◆ **Problem to solve**: Output solely the number of lines containing the string "type".

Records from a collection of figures
--- --- ---

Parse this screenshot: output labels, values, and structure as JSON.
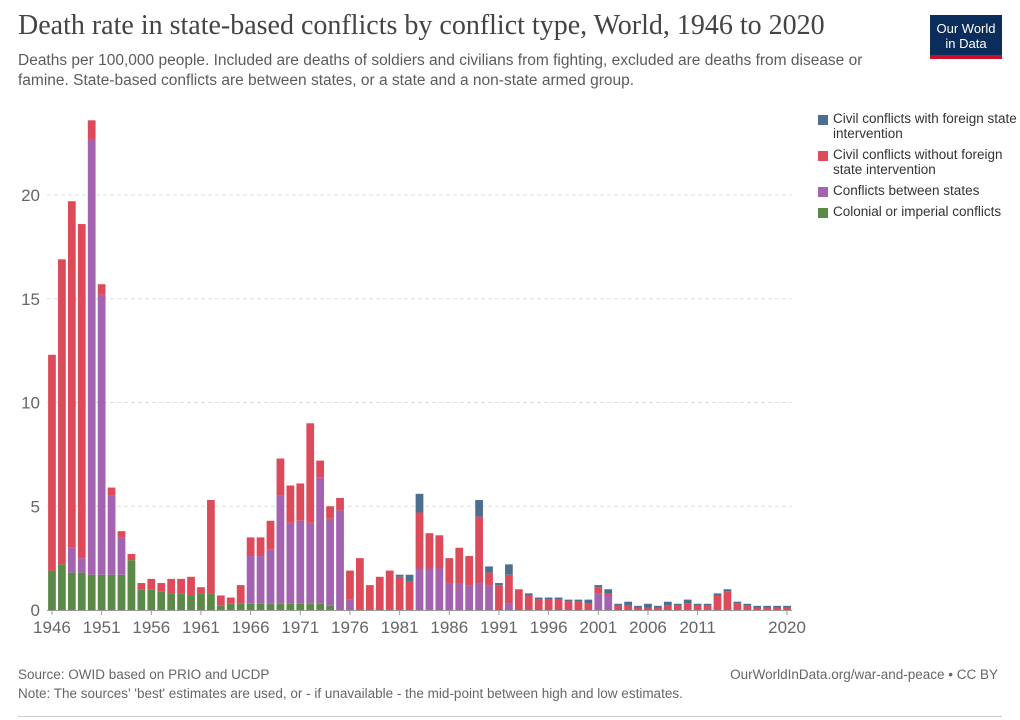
{
  "header": {
    "title": "Death rate in state-based conflicts by conflict type, World, 1946 to 2020",
    "subtitle": "Deaths per 100,000 people. Included are deaths of soldiers and civilians from fighting, excluded are deaths from disease or famine. State-based conflicts are between states, or a state and a non-state armed group.",
    "logo_line1": "Our World",
    "logo_line2": "in Data"
  },
  "footer": {
    "source": "Source: OWID based on PRIO and UCDP",
    "link": "OurWorldInData.org/war-and-peace • CC BY",
    "note": "Note: The sources' 'best' estimates are used, or - if unavailable - the mid-point between high and low estimates."
  },
  "colors": {
    "colonial": "#5b8a48",
    "interstate": "#a463b0",
    "civil": "#dd4a5a",
    "civil_foreign": "#4d6f8f"
  },
  "chart_data": {
    "type": "bar",
    "stacked": true,
    "ylim": [
      0,
      24
    ],
    "yticks": [
      0,
      5,
      10,
      15,
      20
    ],
    "grid": true,
    "legend_position": "right",
    "x_tick_labels": [
      "1946",
      "1951",
      "1956",
      "1961",
      "1966",
      "1971",
      "1976",
      "1981",
      "1986",
      "1991",
      "1996",
      "2001",
      "2006",
      "2011",
      "2020"
    ],
    "x_tick_years": [
      1946,
      1951,
      1956,
      1961,
      1966,
      1971,
      1976,
      1981,
      1986,
      1991,
      1996,
      2001,
      2006,
      2011,
      2020
    ],
    "x": [
      1946,
      1947,
      1948,
      1949,
      1950,
      1951,
      1952,
      1953,
      1954,
      1955,
      1956,
      1957,
      1958,
      1959,
      1960,
      1961,
      1962,
      1963,
      1964,
      1965,
      1966,
      1967,
      1968,
      1969,
      1970,
      1971,
      1972,
      1973,
      1974,
      1975,
      1976,
      1977,
      1978,
      1979,
      1980,
      1981,
      1982,
      1983,
      1984,
      1985,
      1986,
      1987,
      1988,
      1989,
      1990,
      1991,
      1992,
      1993,
      1994,
      1995,
      1996,
      1997,
      1998,
      1999,
      2000,
      2001,
      2002,
      2003,
      2004,
      2005,
      2006,
      2007,
      2008,
      2009,
      2010,
      2011,
      2012,
      2013,
      2014,
      2015,
      2016,
      2017,
      2018,
      2019,
      2020
    ],
    "series": [
      {
        "key": "colonial",
        "name": "Colonial or imperial conflicts",
        "values": [
          1.9,
          2.2,
          1.8,
          1.8,
          1.7,
          1.7,
          1.7,
          1.7,
          2.4,
          1.0,
          1.0,
          0.9,
          0.8,
          0.8,
          0.7,
          0.8,
          0.8,
          0.2,
          0.3,
          0.3,
          0.3,
          0.3,
          0.3,
          0.3,
          0.3,
          0.3,
          0.3,
          0.3,
          0.2,
          0,
          0,
          0,
          0,
          0,
          0,
          0,
          0,
          0,
          0,
          0,
          0,
          0,
          0,
          0,
          0,
          0,
          0,
          0,
          0,
          0,
          0,
          0,
          0,
          0,
          0,
          0,
          0,
          0,
          0,
          0,
          0,
          0,
          0,
          0,
          0,
          0,
          0,
          0,
          0,
          0,
          0,
          0,
          0,
          0,
          0
        ]
      },
      {
        "key": "interstate",
        "name": "Conflicts between states",
        "values": [
          0,
          0,
          1.2,
          0.7,
          21.0,
          13.5,
          3.8,
          1.8,
          0,
          0,
          0,
          0,
          0,
          0,
          0,
          0,
          0,
          0,
          0,
          0,
          2.3,
          2.3,
          2.6,
          5.2,
          3.9,
          4.0,
          3.9,
          6.1,
          4.2,
          4.8,
          0.5,
          0,
          0,
          0,
          0,
          0,
          0,
          2.0,
          2.0,
          2.0,
          1.3,
          1.3,
          1.2,
          1.3,
          1.2,
          0,
          0.3,
          0,
          0,
          0,
          0,
          0,
          0,
          0,
          0,
          0.8,
          0.7,
          0,
          0,
          0,
          0,
          0,
          0,
          0,
          0,
          0,
          0,
          0,
          0,
          0,
          0,
          0,
          0,
          0,
          0
        ]
      },
      {
        "key": "civil",
        "name": "Civil conflicts without foreign state intervention",
        "values": [
          10.4,
          14.7,
          16.7,
          16.1,
          0.9,
          0.5,
          0.4,
          0.3,
          0.3,
          0.3,
          0.5,
          0.4,
          0.7,
          0.7,
          0.9,
          0.3,
          4.5,
          0.5,
          0.3,
          0.9,
          0.9,
          0.9,
          1.4,
          1.8,
          1.8,
          1.8,
          4.8,
          0.8,
          0.6,
          0.6,
          1.4,
          2.5,
          1.2,
          1.6,
          1.9,
          1.6,
          1.4,
          2.7,
          1.7,
          1.6,
          1.2,
          1.7,
          1.4,
          3.2,
          0.6,
          1.2,
          1.4,
          1.0,
          0.7,
          0.5,
          0.5,
          0.5,
          0.4,
          0.4,
          0.3,
          0.3,
          0.1,
          0.2,
          0.2,
          0.1,
          0.1,
          0.1,
          0.2,
          0.2,
          0.3,
          0.2,
          0.2,
          0.7,
          0.9,
          0.3,
          0.2,
          0.1,
          0.1,
          0.1,
          0.1
        ]
      },
      {
        "key": "civil_foreign",
        "name": "Civil conflicts with foreign state intervention",
        "values": [
          0,
          0,
          0,
          0,
          0,
          0,
          0,
          0,
          0,
          0,
          0,
          0,
          0,
          0,
          0,
          0,
          0,
          0,
          0,
          0,
          0,
          0,
          0,
          0,
          0,
          0,
          0,
          0,
          0,
          0,
          0,
          0,
          0,
          0,
          0,
          0.1,
          0.3,
          0.9,
          0,
          0,
          0,
          0,
          0,
          0.8,
          0.3,
          0.1,
          0.5,
          0,
          0.1,
          0.1,
          0.1,
          0.1,
          0.1,
          0.1,
          0.2,
          0.1,
          0.2,
          0.1,
          0.2,
          0.1,
          0.2,
          0.1,
          0.2,
          0.1,
          0.2,
          0.1,
          0.1,
          0.1,
          0.1,
          0.1,
          0.1,
          0.1,
          0.1,
          0.1,
          0.1
        ]
      }
    ],
    "legend": [
      {
        "key": "civil_foreign",
        "label": "Civil conflicts with foreign state intervention"
      },
      {
        "key": "civil",
        "label": "Civil conflicts without foreign state intervention"
      },
      {
        "key": "interstate",
        "label": "Conflicts between states"
      },
      {
        "key": "colonial",
        "label": "Colonial or imperial conflicts"
      }
    ]
  }
}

--- --- ---

◆ **Solution for this task**: 2